*DESCRIPTION OF THE TASK*
Pick out each line of the records that includes the string "Popust", and copy it.

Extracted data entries
+++

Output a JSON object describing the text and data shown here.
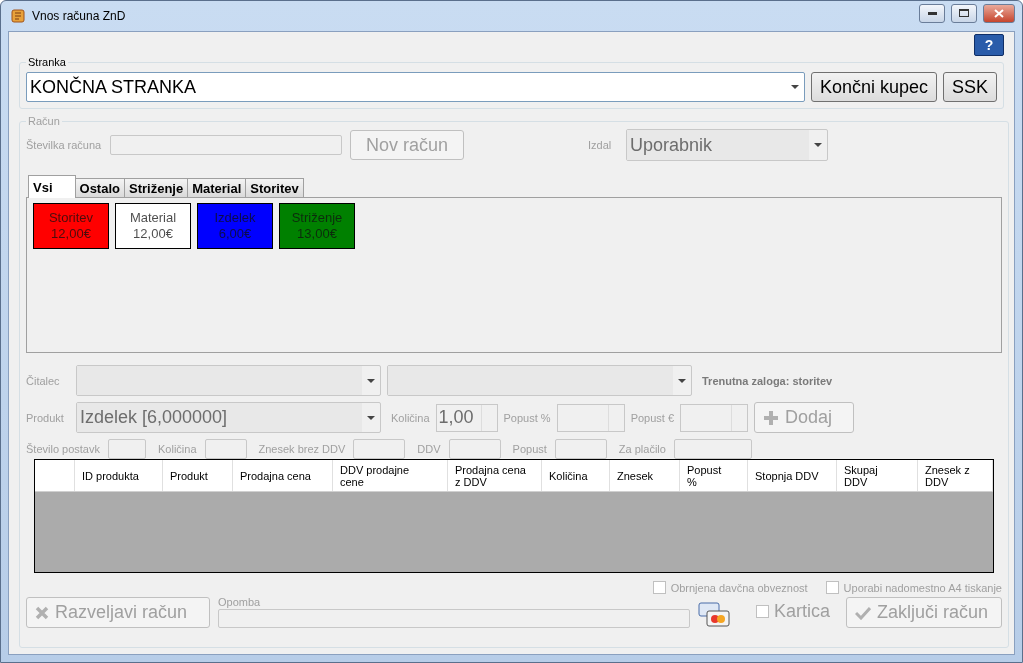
{
  "window": {
    "title": "Vnos računa ZnD"
  },
  "help_button": "?",
  "customer": {
    "group_label": "Stranka",
    "value": "KONČNA STRANKA",
    "buttons": [
      "Končni kupec",
      "SSK"
    ]
  },
  "invoice": {
    "group_label": "Račun",
    "disabled": true,
    "number_label": "Številka računa",
    "new_button": "Nov račun",
    "issued_by_label": "Izdal",
    "issued_by_value": "Uporabnik",
    "tabs": [
      {
        "label": "Vsi",
        "selected": true
      },
      {
        "label": "Ostalo",
        "selected": false
      },
      {
        "label": "Striženje",
        "selected": false
      },
      {
        "label": "Material",
        "selected": false
      },
      {
        "label": "Storitev",
        "selected": false
      }
    ],
    "tiles": [
      {
        "name": "Storitev",
        "price": "12,00€",
        "color": "#ff0000"
      },
      {
        "name": "Material",
        "price": "12,00€",
        "color": "#ffffff"
      },
      {
        "name": "Izdelek",
        "price": "6,00€",
        "color": "#0000ff"
      },
      {
        "name": "Striženje",
        "price": "13,00€",
        "color": "#008000"
      }
    ],
    "reader_label": "Čitalec",
    "stock_label": "Trenutna zaloga: storitev",
    "product_label": "Produkt",
    "product_value": "Izdelek [6,000000]",
    "quantity_label": "Količina",
    "quantity_value": "1,00",
    "discount_pct_label": "Popust %",
    "discount_eur_label": "Popust €",
    "add_button": "Dodaj",
    "totals": [
      "Število postavk",
      "Količina",
      "Znesek brez DDV",
      "DDV",
      "Popust",
      "Za plačilo"
    ],
    "table": {
      "columns": [
        "ID produkta",
        "Produkt",
        "Prodajna cena",
        "DDV prodajne cene",
        "Prodajna cena z DDV",
        "Količina",
        "Znesek",
        "Popust %",
        "Stopnja DDV",
        "Skupaj DDV",
        "Znesek z DDV"
      ]
    },
    "options": [
      {
        "label": "Obrnjena davčna obveznost",
        "checked": false
      },
      {
        "label": "Uporabi nadomestno A4 tiskanje",
        "checked": false
      }
    ],
    "cancel_button": "Razveljavi račun",
    "note_label": "Opomba",
    "card": {
      "label": "Kartica",
      "checked": false
    },
    "close_button": "Zaključi račun"
  }
}
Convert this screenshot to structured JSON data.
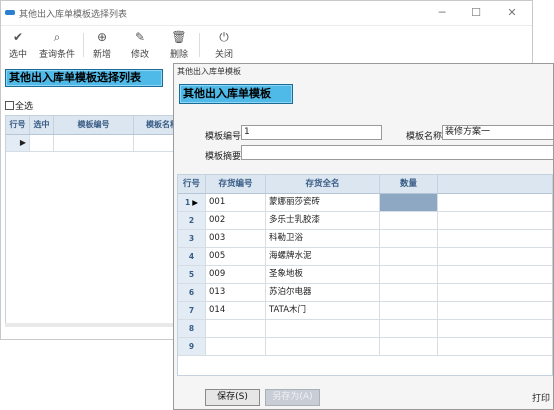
{
  "back_window": {
    "title": "其他出入库单模板选择列表",
    "controls": {
      "minimize": "─",
      "maximize": "☐",
      "close": "✕"
    },
    "toolbar": [
      {
        "name": "select",
        "icon": "✔",
        "label": "选中"
      },
      {
        "name": "query",
        "icon": "⌕",
        "label": "查询条件"
      },
      {
        "name": "add",
        "icon": "⊕",
        "label": "新增"
      },
      {
        "name": "edit",
        "icon": "✎",
        "label": "修改"
      },
      {
        "name": "delete",
        "icon": "🗑",
        "label": "删除"
      },
      {
        "name": "close",
        "icon": "⏻",
        "label": "关闭"
      }
    ],
    "header": "其他出入库单模板选择列表",
    "select_all_label": "全选",
    "grid_columns": [
      "行号",
      "选中",
      "模板编号",
      "模板名称"
    ]
  },
  "front_window": {
    "title": "其他出入库单模板",
    "header": "其他出入库单模板",
    "form": {
      "template_no_label": "模板编号",
      "template_no_value": "1",
      "template_name_label": "模板名称",
      "template_name_value": "装修方案一",
      "summary_label": "模板摘要",
      "summary_value": ""
    },
    "grid": {
      "columns": [
        "行号",
        "存货编号",
        "存货全名",
        "数量"
      ],
      "rows": [
        {
          "num": "1",
          "code": "001",
          "name": "蒙娜丽莎瓷砖",
          "qty": ""
        },
        {
          "num": "2",
          "code": "002",
          "name": "多乐士乳胶漆",
          "qty": ""
        },
        {
          "num": "3",
          "code": "003",
          "name": "科勒卫浴",
          "qty": ""
        },
        {
          "num": "4",
          "code": "005",
          "name": "海螺牌水泥",
          "qty": ""
        },
        {
          "num": "5",
          "code": "009",
          "name": "圣象地板",
          "qty": ""
        },
        {
          "num": "6",
          "code": "013",
          "name": "苏泊尔电器",
          "qty": ""
        },
        {
          "num": "7",
          "code": "014",
          "name": "TATA木门",
          "qty": ""
        },
        {
          "num": "8",
          "code": "",
          "name": "",
          "qty": ""
        },
        {
          "num": "9",
          "code": "",
          "name": "",
          "qty": ""
        }
      ],
      "current_row_marker": "▶"
    },
    "buttons": {
      "save": "保存(S)",
      "save_as": "另存为(A)",
      "print": "打印"
    }
  },
  "colors": {
    "header_blue": "#4fb9e7",
    "grid_header": "#dbe6f1",
    "selected_cell": "#8ea7c3"
  }
}
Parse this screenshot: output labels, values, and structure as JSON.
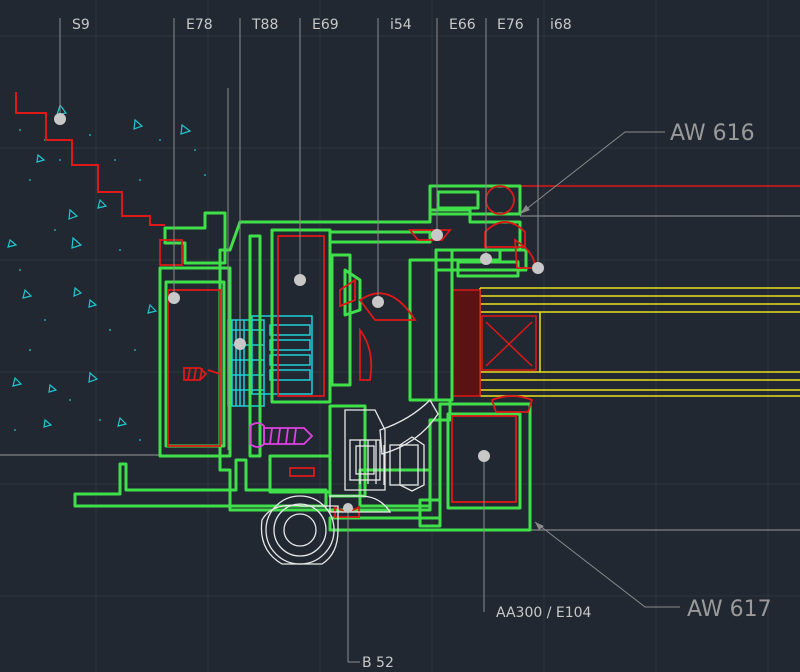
{
  "labels": {
    "s9": "S9",
    "e78": "E78",
    "t88": "T88",
    "e69": "E69",
    "i54": "i54",
    "e66": "E66",
    "e76": "E76",
    "i68": "i68",
    "aw616": "AW 616",
    "aw617": "AW 617",
    "aa300": "AA300 / E104",
    "b52": "B 52"
  },
  "colors": {
    "background": "#212831",
    "profile": "#3fe04a",
    "gasket": "#e01818",
    "glass": "#e8e020",
    "insulation": "#20d0d8",
    "screw": "#e040e0",
    "hardware": "#e8e8e8",
    "leader": "#8a8a8a",
    "marker": "#c8c8c8"
  }
}
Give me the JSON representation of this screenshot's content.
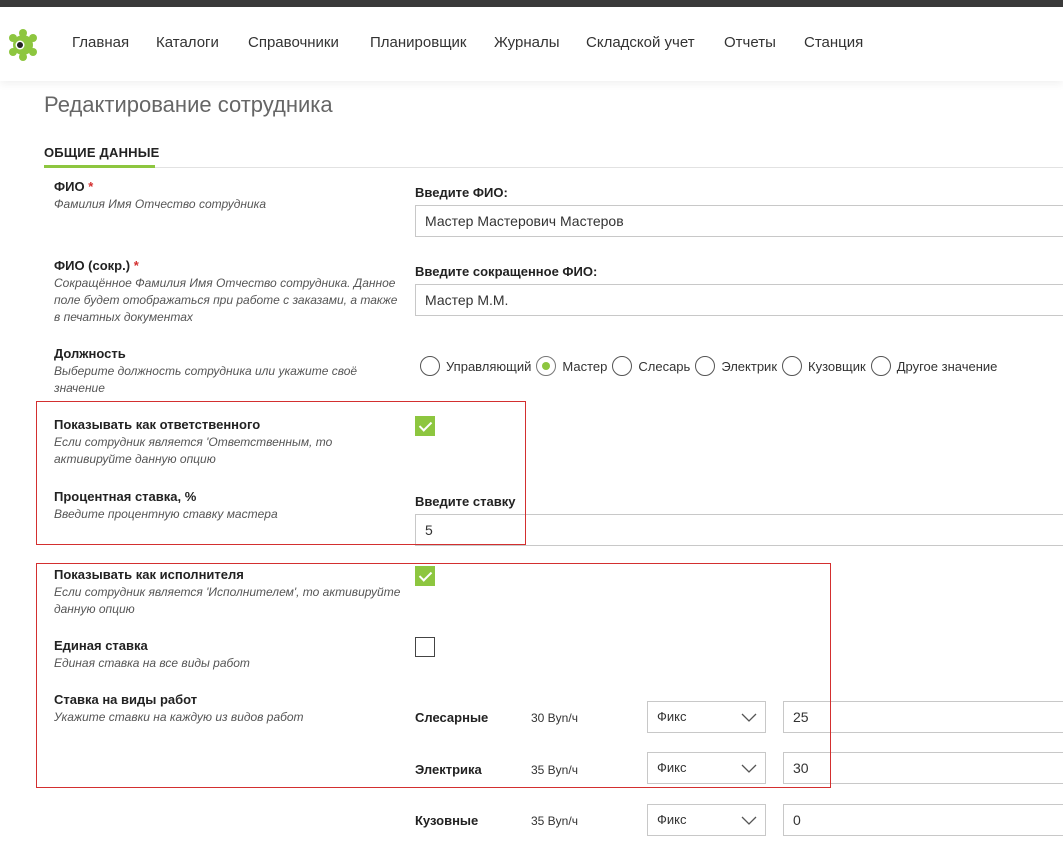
{
  "nav": {
    "items": [
      "Главная",
      "Каталоги",
      "Справочники",
      "Планировщик",
      "Журналы",
      "Складской учет",
      "Отчеты",
      "Станция"
    ]
  },
  "page": {
    "title": "Редактирование сотрудника",
    "section_tab": "ОБЩИЕ ДАННЫЕ"
  },
  "fio": {
    "label": "ФИО",
    "required_mark": "*",
    "hint": "Фамилия Имя Отчество сотрудника",
    "caption": "Введите ФИО:",
    "value": "Мастер Мастерович Мастеров"
  },
  "fio_short": {
    "label": "ФИО (сокр.)",
    "required_mark": "*",
    "hint": "Сокращённое Фамилия Имя Отчество сотрудника. Данное поле будет отображаться при работе с заказами, а также в печатных документах",
    "caption": "Введите сокращенное ФИО:",
    "value": "Мастер М.М."
  },
  "position": {
    "label": "Должность",
    "hint": "Выберите должность сотрудника или укажите своё значение",
    "options": [
      "Управляющий",
      "Мастер",
      "Слесарь",
      "Электрик",
      "Кузовщик",
      "Другое значение"
    ],
    "selected": "Мастер"
  },
  "responsible": {
    "label": "Показывать как ответственного",
    "hint": "Если сотрудник является 'Ответственным, то активируйте данную опцию",
    "checked": true
  },
  "percent_rate": {
    "label": "Процентная ставка, %",
    "hint": "Введите процентную ставку мастера",
    "caption": "Введите ставку",
    "value": "5"
  },
  "executor": {
    "label": "Показывать как исполнителя",
    "hint": "Если сотрудник является 'Исполнителем', то активируйте данную опцию",
    "checked": true
  },
  "single_rate": {
    "label": "Единая ставка",
    "hint": "Единая ставка на все виды работ",
    "checked": false
  },
  "work_rates": {
    "label": "Ставка на виды работ",
    "hint": "Укажите ставки на каждую из видов работ",
    "rows": [
      {
        "name": "Слесарные",
        "price": "30 Byn/ч",
        "type": "Фикс",
        "value": "25"
      },
      {
        "name": "Электрика",
        "price": "35 Byn/ч",
        "type": "Фикс",
        "value": "30"
      },
      {
        "name": "Кузовные",
        "price": "35 Byn/ч",
        "type": "Фикс",
        "value": "0"
      }
    ]
  },
  "colors": {
    "accent": "#8dc63f",
    "highlight_border": "#d32f2f",
    "required": "#d32f2f"
  },
  "icons": {
    "logo": "gear-logo-icon",
    "select_arrow": "chevron-down-icon"
  }
}
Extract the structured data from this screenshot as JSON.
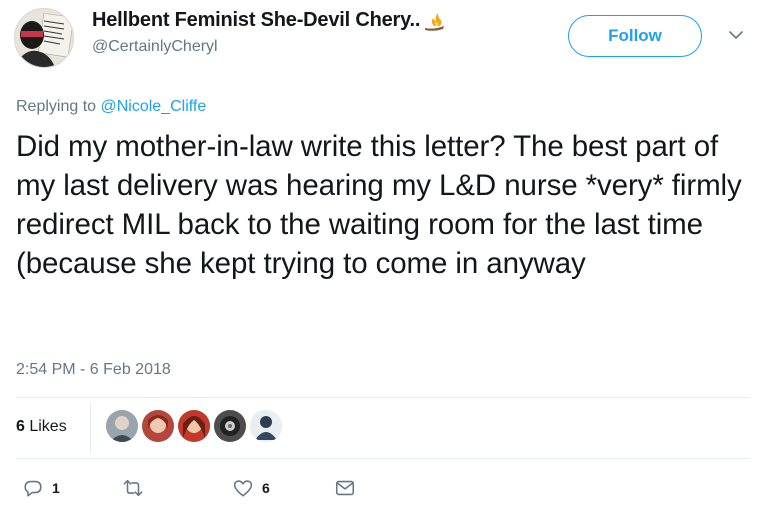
{
  "user": {
    "display_name": "Hellbent Feminist She-Devil Chery..",
    "handle": "@CertainlyCheryl",
    "avatar_sign_text": "A WOMAN IS A DANGEROUS CREATURE"
  },
  "follow_button": {
    "label": "Follow"
  },
  "reply": {
    "prefix": "Replying to ",
    "mention": "@Nicole_Cliffe"
  },
  "tweet": {
    "text": "Did my mother-in-law write this letter? The best part of my last delivery was hearing my L&D nurse *very* firmly redirect MIL back to the waiting room for the last time (because she kept trying to come in anyway",
    "timestamp": "2:54 PM - 6 Feb 2018"
  },
  "likes": {
    "count": "6",
    "label": " Likes"
  },
  "actions": {
    "reply_count": "1",
    "retweet_count": "",
    "like_count": "6"
  },
  "colors": {
    "accent": "#1da1f2",
    "secondary_text": "#657786",
    "divider": "#e6ecf0"
  },
  "icons": [
    "chevron-down-icon",
    "reply-icon",
    "retweet-icon",
    "heart-icon",
    "envelope-icon",
    "fire-emoji-icon"
  ]
}
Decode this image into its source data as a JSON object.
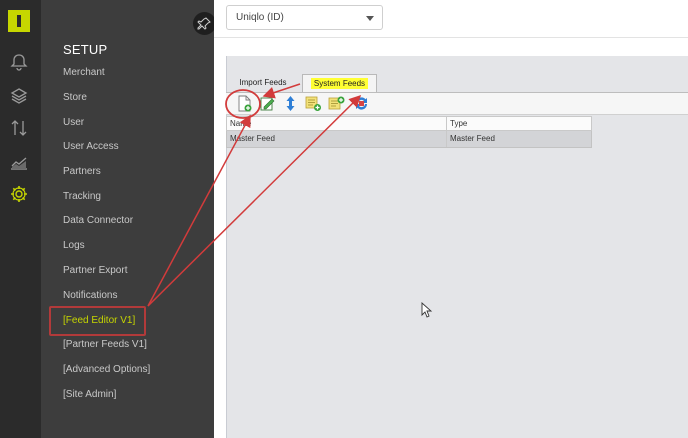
{
  "menu": {
    "title": "SETUP",
    "items": [
      {
        "label": "Merchant"
      },
      {
        "label": "Store"
      },
      {
        "label": "User"
      },
      {
        "label": "User Access"
      },
      {
        "label": "Partners"
      },
      {
        "label": "Tracking"
      },
      {
        "label": "Data Connector"
      },
      {
        "label": "Logs"
      },
      {
        "label": "Partner Export"
      },
      {
        "label": "Notifications"
      },
      {
        "label": "[Feed Editor V1]"
      },
      {
        "label": "[Partner Feeds V1]"
      },
      {
        "label": "[Advanced Options]"
      },
      {
        "label": "[Site Admin]"
      }
    ],
    "active_item": "[Feed Editor V1]"
  },
  "rail": {
    "icons": [
      "bell-icon",
      "layers-icon",
      "transfer-icon",
      "chart-icon",
      "gear-icon"
    ]
  },
  "store_select": {
    "value": "Uniqlo (ID)"
  },
  "tabs": [
    {
      "label": "Import Feeds",
      "selected": false
    },
    {
      "label": "System Feeds",
      "selected": true
    }
  ],
  "toolbar": {
    "buttons": [
      "new-document-icon",
      "edit-icon",
      "sort-icon",
      "add-item-icon",
      "add-list-icon",
      "refresh-icon"
    ]
  },
  "grid": {
    "columns": [
      "Name",
      "Type"
    ],
    "rows": [
      {
        "name": "Master Feed",
        "type": "Master Feed"
      }
    ]
  },
  "colors": {
    "accent": "#c6d600",
    "annotation": "#b23a3a",
    "highlight": "#ffff33"
  }
}
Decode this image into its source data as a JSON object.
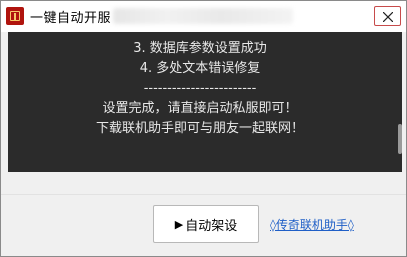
{
  "window": {
    "title": "一键自动开服",
    "close_icon": "close-icon"
  },
  "console": {
    "lines": [
      "3. 数据库参数设置成功",
      "4. 多处文本错误修复",
      "------------------------",
      "设置完成，请直接启动私服即可！",
      "下载联机助手即可与朋友一起联网！"
    ]
  },
  "actions": {
    "start_icon": "▶",
    "start_label": "自动架设",
    "helper_link": "◊传奇联机助手◊"
  }
}
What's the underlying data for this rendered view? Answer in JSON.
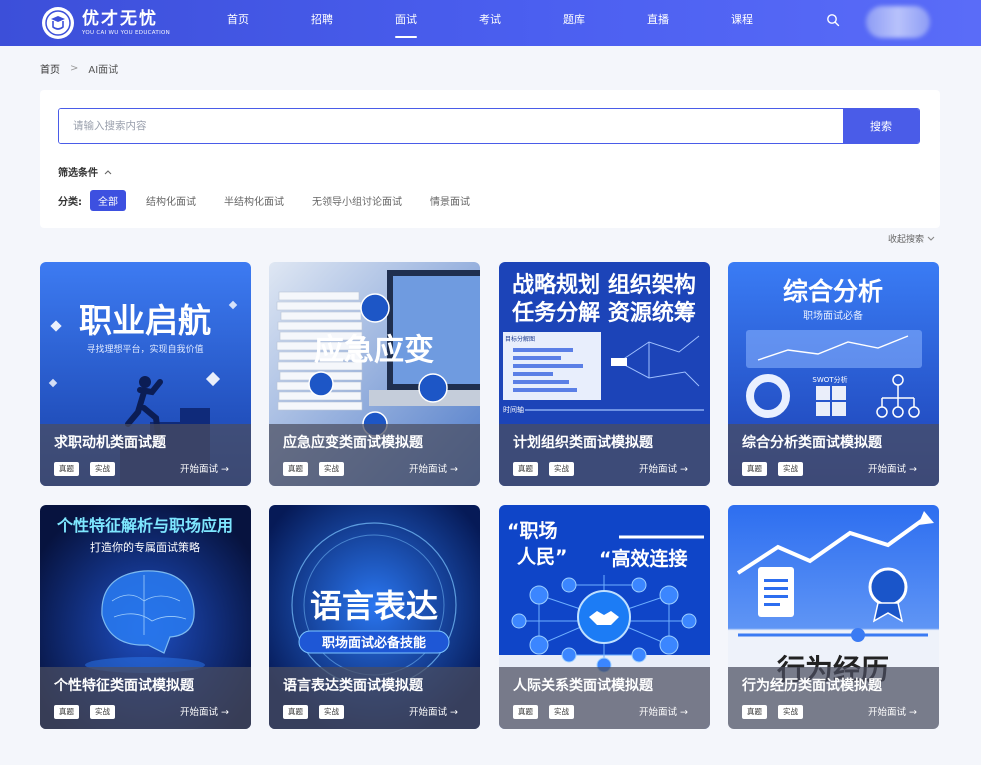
{
  "header": {
    "logo_cn": "优才无忧",
    "logo_en": "YOU CAI WU YOU EDUCATION",
    "nav": [
      "首页",
      "招聘",
      "面试",
      "考试",
      "题库",
      "直播",
      "课程"
    ],
    "active_nav_index": 2
  },
  "breadcrumb": {
    "home": "首页",
    "current": "AI面试"
  },
  "search": {
    "placeholder": "请输入搜索内容",
    "button": "搜索"
  },
  "filter": {
    "title": "筛选条件",
    "category_label": "分类:",
    "categories": [
      "全部",
      "结构化面试",
      "半结构化面试",
      "无领导小组讨论面试",
      "情景面试"
    ],
    "active_index": 0,
    "collapse": "收起搜索"
  },
  "colors": {
    "brand": "#4a5ce8",
    "header_start": "#3c4fd9"
  },
  "cards": [
    {
      "title": "求职动机类面试题",
      "tag1": "真题",
      "tag2": "实战",
      "start": "开始面试 →",
      "art_main": "职业启航",
      "art_sub": "寻找理想平台，实现自我价值"
    },
    {
      "title": "应急应变类面试模拟题",
      "tag1": "真题",
      "tag2": "实战",
      "start": "开始面试 →",
      "art_main": "应急应变"
    },
    {
      "title": "计划组织类面试模拟题",
      "tag1": "真题",
      "tag2": "实战",
      "start": "开始面试 →",
      "art_line1": "战略规划 组织架构",
      "art_line2": "任务分解 资源统筹",
      "art_label1": "目标分解图",
      "art_label2": "时间轴"
    },
    {
      "title": "综合分析类面试模拟题",
      "tag1": "真题",
      "tag2": "实战",
      "start": "开始面试 →",
      "art_main": "综合分析",
      "art_sub": "职场面试必备",
      "art_label1": "SWOT分析"
    },
    {
      "title": "个性特征类面试模拟题",
      "tag1": "真题",
      "tag2": "实战",
      "start": "开始面试 →",
      "art_main": "个性特征解析与职场应用",
      "art_sub": "打造你的专属面试策略"
    },
    {
      "title": "语言表达类面试模拟题",
      "tag1": "真题",
      "tag2": "实战",
      "start": "开始面试 →",
      "art_main": "语言表达",
      "art_sub": "职场面试必备技能"
    },
    {
      "title": "人际关系类面试模拟题",
      "tag1": "真题",
      "tag2": "实战",
      "start": "开始面试 →",
      "art_line1": "“职场",
      "art_line2": "人民”",
      "art_line3": "“高效连接"
    },
    {
      "title": "行为经历类面试模拟题",
      "tag1": "真题",
      "tag2": "实战",
      "start": "开始面试 →",
      "art_main": "行为经历"
    }
  ]
}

+++

*ANSWER*
    "discount_pct_label": "Popust %",
    "discount_eur_label": "Popust €",
      "Popust",
        "Popust %",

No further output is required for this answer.